# Problem description
Would you repeat the lines from the one with "Give me a plain-text" through the final line, both included, and nothing else? No pictures belong in the copy.

# Given data
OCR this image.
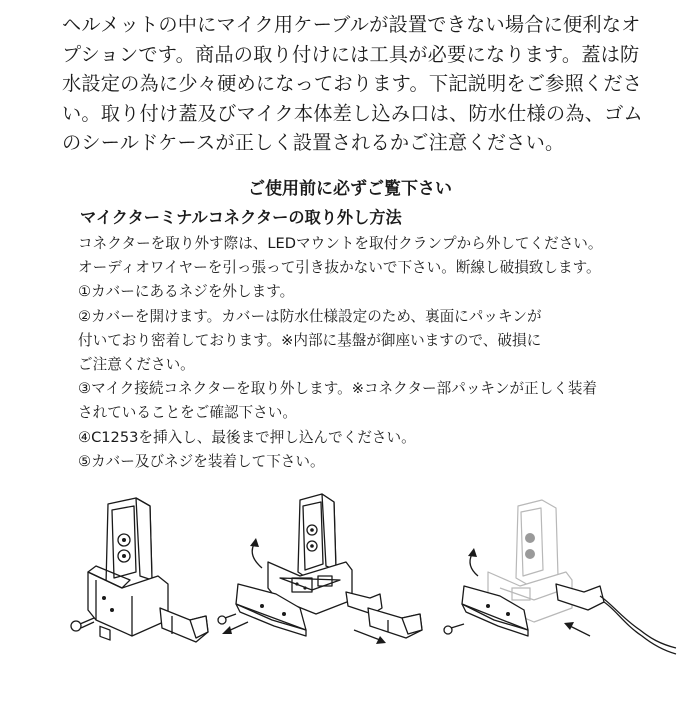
ヘルメットの中にマイク用ケーブルが設置できない場合に便利なオ

プションです。商品の取り付けには工具が必要になります。蓋は防

水設定の為に少々硬めになっております。下記説明をご参照くださ

い。取り付け蓋及びマイク本体差し込み口は、防水仕様の為、ゴム

のシールドケースが正しく設置されるかご注意ください。

ご使用前に必ずご覧下さい
マイクターミナルコネクターの取り外し方法

コネクターを取り外す際は、LEDマウントを取付クランプから外してください。

オーディオワイヤーを引っ張って引き抜かないで下さい。断線し破損致します。

①カバーにあるネジを外します。

②カバーを開けます。カバーは防水仕様設定のため、裏面にパッキンが

付いており密着しております。※内部に基盤が御座いますので、破損に

ご注意ください。

③マイク接続コネクターを取り外します。※コネクター部パッキンが正しく装着

されていることをご確認下さい。

④C1253を挿入し、最後まで押し込んでください。

⑤カバー及びネジを装着して下さい。
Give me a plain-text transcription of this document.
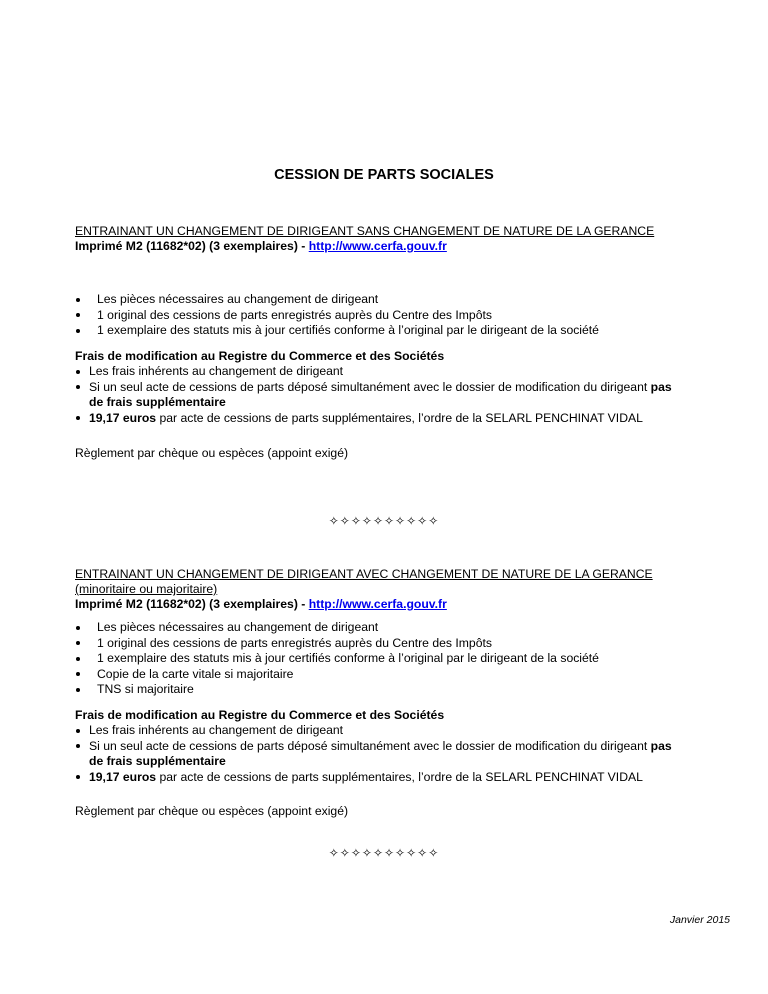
CESSION DE PARTS SOCIALES
ENTRAINANT UN CHANGEMENT DE DIRIGEANT SANS CHANGEMENT DE NATURE DE LA GERANCE
Imprimé M2 (11682*02) (3 exemplaires) - http://www.cerfa.gouv.fr
Les pièces nécessaires au changement de dirigeant
1 original des cessions de parts enregistrés auprès du Centre des Impôts
1 exemplaire des statuts mis à jour certifiés conforme à l’original par le dirigeant de la société
Frais de modification au Registre du Commerce et des Sociétés
Les frais inhérents au changement de dirigeant
Si un seul acte de cessions de parts déposé simultanément avec le dossier de modification du dirigeant pas
de frais supplémentaire
19,17 euros par acte de cessions de parts supplémentaires, l’ordre de la SELARL PENCHINAT VIDAL
Règlement par chèque ou espèces (appoint exigé)
✧✧✧✧✧✧✧✧✧✧
ENTRAINANT UN CHANGEMENT DE DIRIGEANT AVEC CHANGEMENT DE NATURE DE LA GERANCE
(minoritaire ou majoritaire)
Imprimé M2 (11682*02) (3 exemplaires) - http://www.cerfa.gouv.fr
Les pièces nécessaires au changement de dirigeant
1 original des cessions de parts enregistrés auprès du Centre des Impôts
1 exemplaire des statuts mis à jour certifiés conforme à l’original par le dirigeant de la société
Copie de la carte vitale si majoritaire
TNS si majoritaire
Frais de modification au Registre du Commerce et des Sociétés
Les frais inhérents au changement de dirigeant
Si un seul acte de cessions de parts déposé simultanément avec le dossier de modification du dirigeant pas
de frais supplémentaire
19,17 euros par acte de cessions de parts supplémentaires, l’ordre de la SELARL PENCHINAT VIDAL
Règlement par chèque ou espèces (appoint exigé)
✧✧✧✧✧✧✧✧✧✧
Janvier 2015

# Finished answer
Give me a plain-text transcription of this document.
CESSION DE PARTS SOCIALES
ENTRAINANT UN CHANGEMENT DE DIRIGEANT SANS CHANGEMENT DE NATURE DE LA GERANCE
Imprimé M2 (11682*02) (3 exemplaires) - http://www.cerfa.gouv.fr
Les pièces nécessaires au changement de dirigeant
1 original des cessions de parts enregistrés auprès du Centre des Impôts
1 exemplaire des statuts mis à jour certifiés conforme à l’original par le dirigeant de la société
Frais de modification au Registre du Commerce et des Sociétés
Les frais inhérents au changement de dirigeant
Si un seul acte de cessions de parts déposé simultanément avec le dossier de modification du dirigeant pas
de frais supplémentaire
19,17 euros par acte de cessions de parts supplémentaires, l’ordre de la SELARL PENCHINAT VIDAL
Règlement par chèque ou espèces (appoint exigé)
✧✧✧✧✧✧✧✧✧✧
ENTRAINANT UN CHANGEMENT DE DIRIGEANT AVEC CHANGEMENT DE NATURE DE LA GERANCE
(minoritaire ou majoritaire)
Imprimé M2 (11682*02) (3 exemplaires) - http://www.cerfa.gouv.fr
Les pièces nécessaires au changement de dirigeant
1 original des cessions de parts enregistrés auprès du Centre des Impôts
1 exemplaire des statuts mis à jour certifiés conforme à l’original par le dirigeant de la société
Copie de la carte vitale si majoritaire
TNS si majoritaire
Frais de modification au Registre du Commerce et des Sociétés
Les frais inhérents au changement de dirigeant
Si un seul acte de cessions de parts déposé simultanément avec le dossier de modification du dirigeant pas
de frais supplémentaire
19,17 euros par acte de cessions de parts supplémentaires, l’ordre de la SELARL PENCHINAT VIDAL
Règlement par chèque ou espèces (appoint exigé)
✧✧✧✧✧✧✧✧✧✧
Janvier 2015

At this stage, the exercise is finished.